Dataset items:
==*==

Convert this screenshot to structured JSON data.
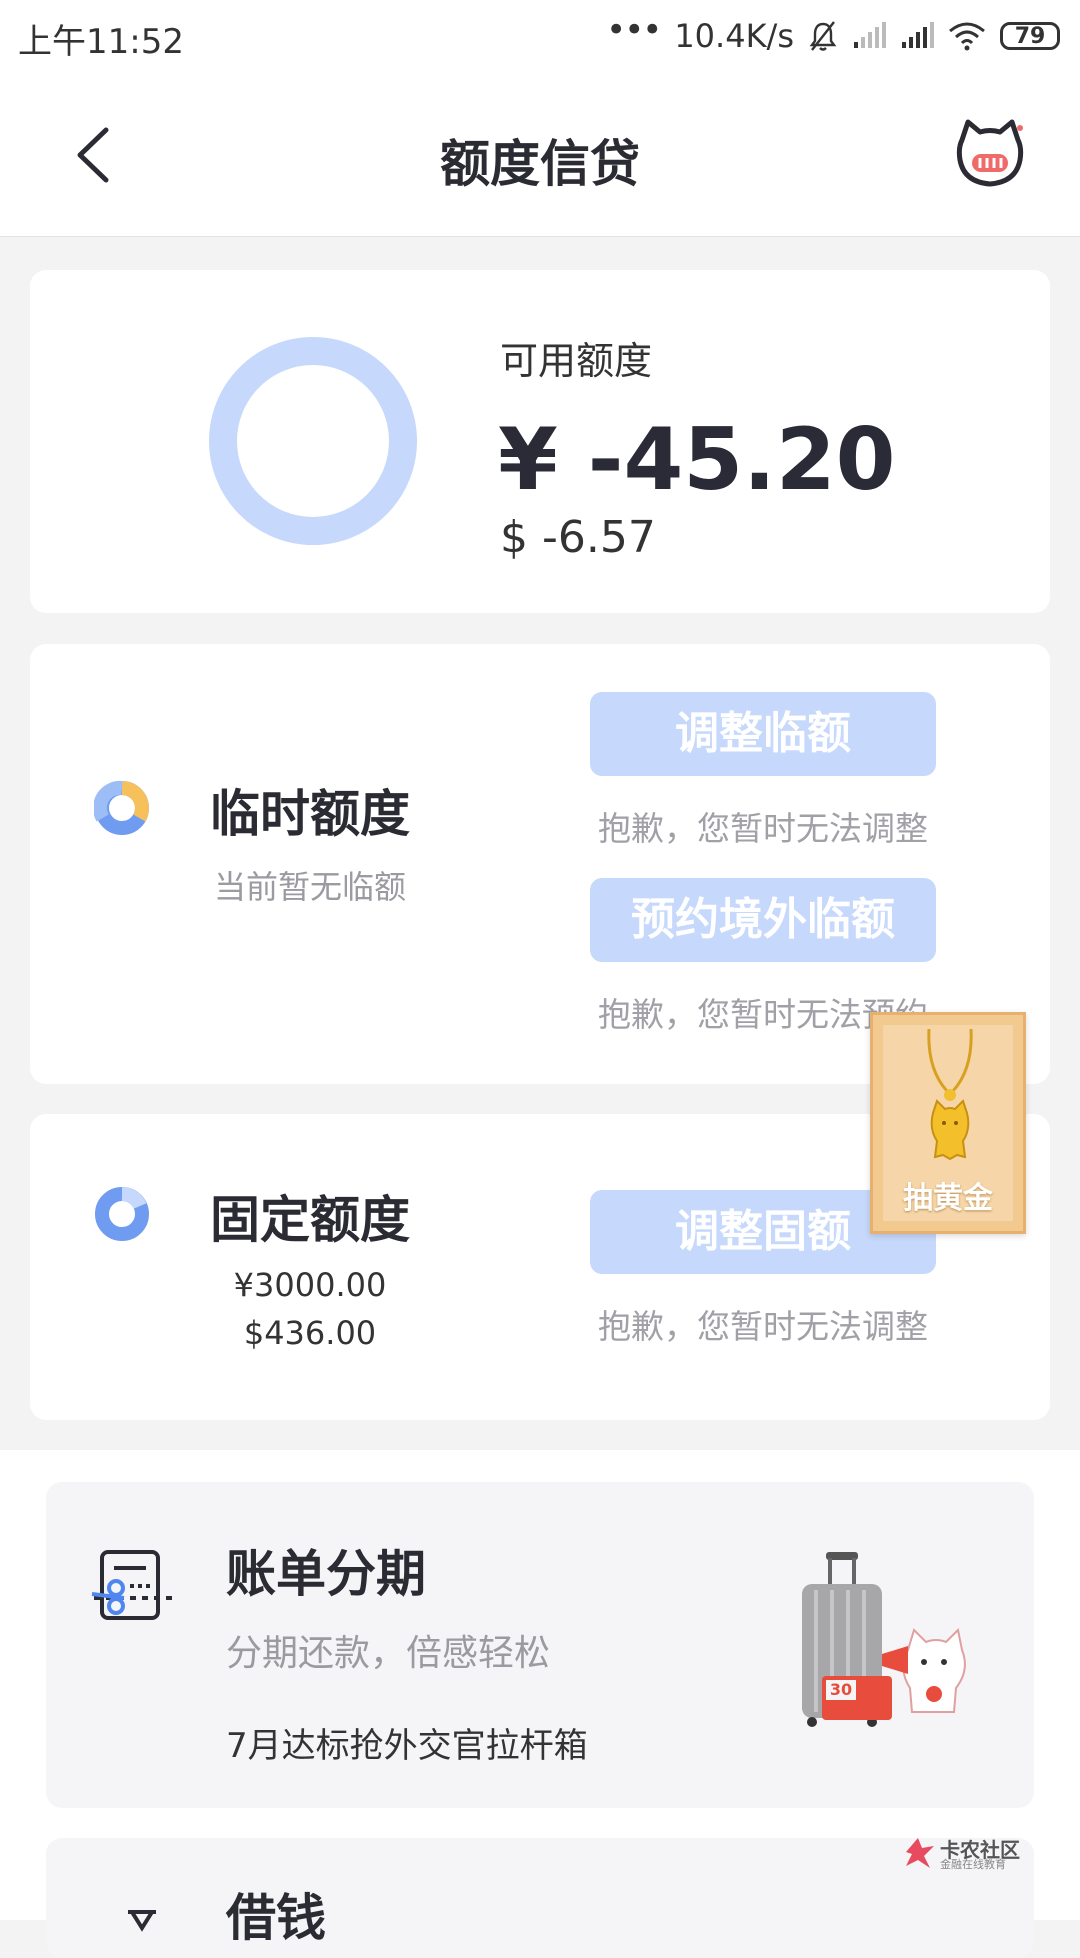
{
  "status_bar": {
    "time": "上午11:52",
    "dots": "•••",
    "speed": "10.4K/s",
    "battery": "79"
  },
  "nav": {
    "title": "额度信贷"
  },
  "available": {
    "label": "可用额度",
    "cny": "¥ -45.20",
    "usd": "$ -6.57"
  },
  "temp_credit": {
    "title": "临时额度",
    "subtitle": "当前暂无临额",
    "buttons": [
      {
        "label": "调整临额",
        "note": "抱歉，您暂时无法调整"
      },
      {
        "label": "预约境外临额",
        "note": "抱歉，您暂时无法预约"
      }
    ]
  },
  "fixed_credit": {
    "title": "固定额度",
    "amount_cny": "¥3000.00",
    "amount_usd": "$436.00",
    "button": {
      "label": "调整固额",
      "note": "抱歉，您暂时无法调整"
    }
  },
  "gold_float": {
    "label": "抽黄金"
  },
  "bill_installment": {
    "title": "账单分期",
    "subtitle": "分期还款，倍感轻松",
    "promo": "7月达标抢外交官拉杆箱",
    "badge": "30"
  },
  "borrow": {
    "title": "借钱"
  },
  "watermark": {
    "main": "卡农社区",
    "sub": "金融在线教育"
  },
  "colors": {
    "accent_light": "#c6d8fb",
    "accent": "#6f9bf0",
    "pie_orange": "#f6c15a",
    "background": "#f3f3f4",
    "card": "#ffffff",
    "muted_text": "#a0a0a6"
  }
}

==*==

Copy the material shown above in full and exactly. Skip the pictures.

→ OUTPUT:
Convert this screenshot to structured JSON data.
{
  "status_bar": {
    "time": "上午11:52",
    "dots": "•••",
    "speed": "10.4K/s",
    "battery": "79"
  },
  "nav": {
    "title": "额度信贷"
  },
  "available": {
    "label": "可用额度",
    "cny": "¥ -45.20",
    "usd": "$ -6.57"
  },
  "temp_credit": {
    "title": "临时额度",
    "subtitle": "当前暂无临额",
    "buttons": [
      {
        "label": "调整临额",
        "note": "抱歉，您暂时无法调整"
      },
      {
        "label": "预约境外临额",
        "note": "抱歉，您暂时无法预约"
      }
    ]
  },
  "fixed_credit": {
    "title": "固定额度",
    "amount_cny": "¥3000.00",
    "amount_usd": "$436.00",
    "button": {
      "label": "调整固额",
      "note": "抱歉，您暂时无法调整"
    }
  },
  "gold_float": {
    "label": "抽黄金"
  },
  "bill_installment": {
    "title": "账单分期",
    "subtitle": "分期还款，倍感轻松",
    "promo": "7月达标抢外交官拉杆箱",
    "badge": "30"
  },
  "borrow": {
    "title": "借钱"
  },
  "watermark": {
    "main": "卡农社区",
    "sub": "金融在线教育"
  },
  "colors": {
    "accent_light": "#c6d8fb",
    "accent": "#6f9bf0",
    "pie_orange": "#f6c15a",
    "background": "#f3f3f4",
    "card": "#ffffff",
    "muted_text": "#a0a0a6"
  }
}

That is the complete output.